## Stored data
▼

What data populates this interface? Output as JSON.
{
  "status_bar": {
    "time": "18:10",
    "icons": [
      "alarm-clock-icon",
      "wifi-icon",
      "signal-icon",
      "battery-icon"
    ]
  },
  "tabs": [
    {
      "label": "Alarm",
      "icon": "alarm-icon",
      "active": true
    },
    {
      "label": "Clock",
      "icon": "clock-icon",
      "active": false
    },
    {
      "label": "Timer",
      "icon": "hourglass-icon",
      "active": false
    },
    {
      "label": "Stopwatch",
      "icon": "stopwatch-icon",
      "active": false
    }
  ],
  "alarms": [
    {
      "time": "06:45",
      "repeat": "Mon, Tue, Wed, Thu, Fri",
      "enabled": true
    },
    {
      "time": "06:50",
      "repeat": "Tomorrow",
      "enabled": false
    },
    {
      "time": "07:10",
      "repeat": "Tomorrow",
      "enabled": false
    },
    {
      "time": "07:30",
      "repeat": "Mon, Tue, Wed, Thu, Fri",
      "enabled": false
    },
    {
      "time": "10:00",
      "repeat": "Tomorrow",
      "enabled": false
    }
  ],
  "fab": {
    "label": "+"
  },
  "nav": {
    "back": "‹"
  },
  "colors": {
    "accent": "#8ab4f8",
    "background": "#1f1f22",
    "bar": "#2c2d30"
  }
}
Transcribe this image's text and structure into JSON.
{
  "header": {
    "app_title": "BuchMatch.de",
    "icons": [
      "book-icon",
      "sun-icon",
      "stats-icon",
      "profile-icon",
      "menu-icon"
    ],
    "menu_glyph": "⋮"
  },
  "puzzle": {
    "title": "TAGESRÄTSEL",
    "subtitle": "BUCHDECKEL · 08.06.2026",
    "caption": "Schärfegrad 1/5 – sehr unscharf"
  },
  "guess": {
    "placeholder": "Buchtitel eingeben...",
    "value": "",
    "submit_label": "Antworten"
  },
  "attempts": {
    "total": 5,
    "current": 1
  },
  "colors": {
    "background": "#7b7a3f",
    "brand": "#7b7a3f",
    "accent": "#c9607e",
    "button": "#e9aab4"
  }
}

▲

Repeat all of the records above exactly as written.

## Solved exercise
What data populates this interface? Output as JSON.
{
  "status_bar": {
    "time": "18:10",
    "icons": [
      "alarm-clock-icon",
      "wifi-icon",
      "signal-icon",
      "battery-icon"
    ]
  },
  "tabs": [
    {
      "label": "Alarm",
      "icon": "alarm-icon",
      "active": true
    },
    {
      "label": "Clock",
      "icon": "clock-icon",
      "active": false
    },
    {
      "label": "Timer",
      "icon": "hourglass-icon",
      "active": false
    },
    {
      "label": "Stopwatch",
      "icon": "stopwatch-icon",
      "active": false
    }
  ],
  "alarms": [
    {
      "time": "06:45",
      "repeat": "Mon, Tue, Wed, Thu, Fri",
      "enabled": true
    },
    {
      "time": "06:50",
      "repeat": "Tomorrow",
      "enabled": false
    },
    {
      "time": "07:10",
      "repeat": "Tomorrow",
      "enabled": false
    },
    {
      "time": "07:30",
      "repeat": "Mon, Tue, Wed, Thu, Fri",
      "enabled": false
    },
    {
      "time": "10:00",
      "repeat": "Tomorrow",
      "enabled": false
    }
  ],
  "fab": {
    "label": "+"
  },
  "nav": {
    "back": "‹"
  },
  "colors": {
    "accent": "#8ab4f8",
    "background": "#1f1f22",
    "bar": "#2c2d30"
  }
}
Transcribe this image's text and structure into JSON.
{
  "header": {
    "app_title": "BuchMatch.de",
    "icons": [
      "book-icon",
      "sun-icon",
      "stats-icon",
      "profile-icon",
      "menu-icon"
    ],
    "menu_glyph": "⋮"
  },
  "puzzle": {
    "title": "TAGESRÄTSEL",
    "subtitle": "BUCHDECKEL · 08.06.2026",
    "caption": "Schärfegrad 1/5 – sehr unscharf"
  },
  "guess": {
    "placeholder": "Buchtitel eingeben...",
    "value": "",
    "submit_label": "Antworten"
  },
  "attempts": {
    "total": 5,
    "current": 1
  },
  "colors": {
    "background": "#7b7a3f",
    "brand": "#7b7a3f",
    "accent": "#c9607e",
    "button": "#e9aab4"
  }
}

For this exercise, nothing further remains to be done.